TASK REQUIREMENTS: Skip the images. Copy the records exactly as written.
--- MATERIAL ---
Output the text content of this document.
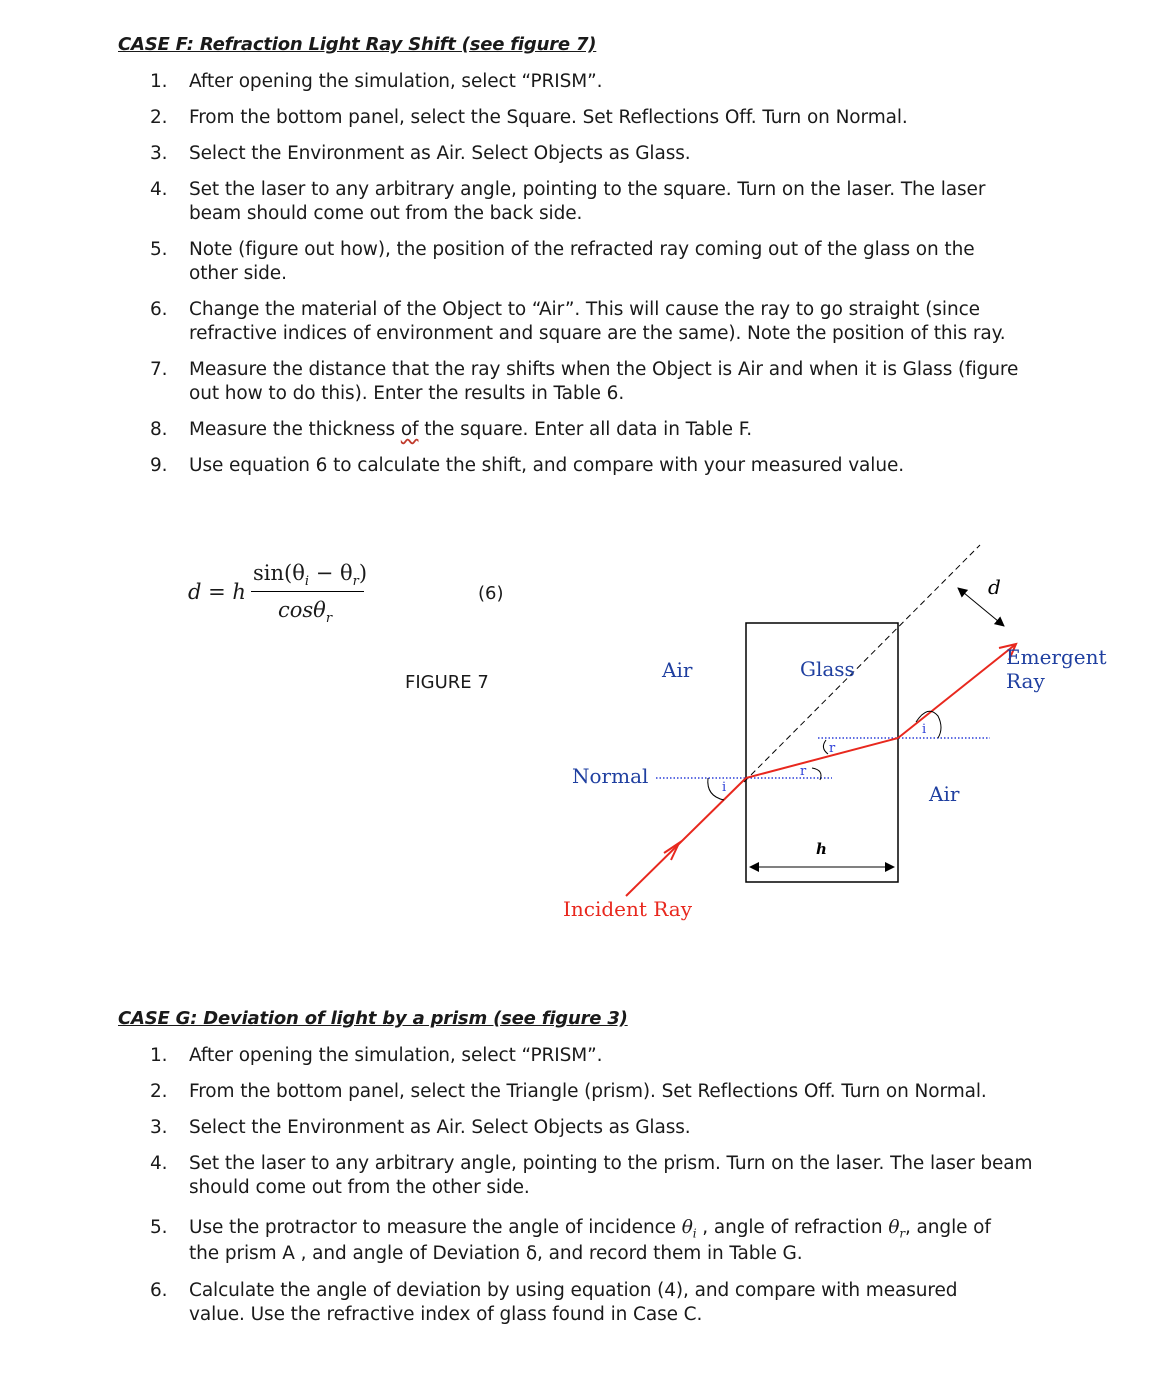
CASE F: Refraction Light Ray Shift (see figure 7)
1.	After opening the simulation, select “PRISM”.
2.	From the bottom panel, select the Square. Set Reflections Off. Turn on Normal.
3.	Select the Environment as Air. Select Objects as Glass.
4.	Set the laser to any arbitrary angle, pointing to the square. Turn on the laser. The laser
beam should come out from the back side.
5.	Note (figure out how), the position of the refracted ray coming out of the glass on the
other side.
6.	Change the material of the Object to “Air”. This will cause the ray to go straight (since
refractive indices of environment and square are the same). Note the position of this ray.
7.	Measure the distance that the ray shifts when the Object is Air and when it is Glass (figure
out how to do this). Enter the results in Table 6.
8.	Measure the thickness of the square. Enter all data in Table F.
9.	Use equation 6 to calculate the shift, and compare with your measured value.
d = h
$\sin(\theta_i - \theta_r)$
cosθ$_r$
(6)
FIGURE 7
Air	Glass
Air
Normal
Incident Ray
Emergent
Ray
d
h
i
r
r
i
CASE G: Deviation of light by a prism (see figure 3)
1.	After opening the simulation, select “PRISM”.
2.	From the bottom panel, select the Triangle (prism). Set Reflections Off. Turn on Normal.
3.	Select the Environment as Air. Select Objects as Glass.
4.	Set the laser to any arbitrary angle, pointing to the prism. Turn on the laser. The laser beam
should come out from the other side.
5.	Use the protractor to measure the angle of incidence $\theta_i$ , angle of refraction $\theta_r$, angle of
the prism A , and angle of Deviation δ, and record them in Table G.
6.	Calculate the angle of deviation by using equation (4), and compare with measured
value. Use the refractive index of glass found in Case C.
---
WRITTEN SOLUTION:
Output the text content of this document.
CASE F: Refraction Light Ray Shift (see figure 7)
1.	After opening the simulation, select “PRISM”.
2.	From the bottom panel, select the Square. Set Reflections Off. Turn on Normal.
3.	Select the Environment as Air. Select Objects as Glass.
4.	Set the laser to any arbitrary angle, pointing to the square. Turn on the laser. The laser
beam should come out from the back side.
5.	Note (figure out how), the position of the refracted ray coming out of the glass on the
other side.
6.	Change the material of the Object to “Air”. This will cause the ray to go straight (since
refractive indices of environment and square are the same). Note the position of this ray.
7.	Measure the distance that the ray shifts when the Object is Air and when it is Glass (figure
out how to do this). Enter the results in Table 6.
8.	Measure the thickness of the square. Enter all data in Table F.
9.	Use equation 6 to calculate the shift, and compare with your measured value.
d = h
$\sin(\theta_i - \theta_r)$
cosθ$_r$
(6)
FIGURE 7
Air	Glass
Air
Normal
Incident Ray
Emergent
Ray
d
h
i
r
r
i
CASE G: Deviation of light by a prism (see figure 3)
1.	After opening the simulation, select “PRISM”.
2.	From the bottom panel, select the Triangle (prism). Set Reflections Off. Turn on Normal.
3.	Select the Environment as Air. Select Objects as Glass.
4.	Set the laser to any arbitrary angle, pointing to the prism. Turn on the laser. The laser beam
should come out from the other side.
5.	Use the protractor to measure the angle of incidence $\theta_i$ , angle of refraction $\theta_r$, angle of
the prism A , and angle of Deviation δ, and record them in Table G.
6.	Calculate the angle of deviation by using equation (4), and compare with measured
value. Use the refractive index of glass found in Case C.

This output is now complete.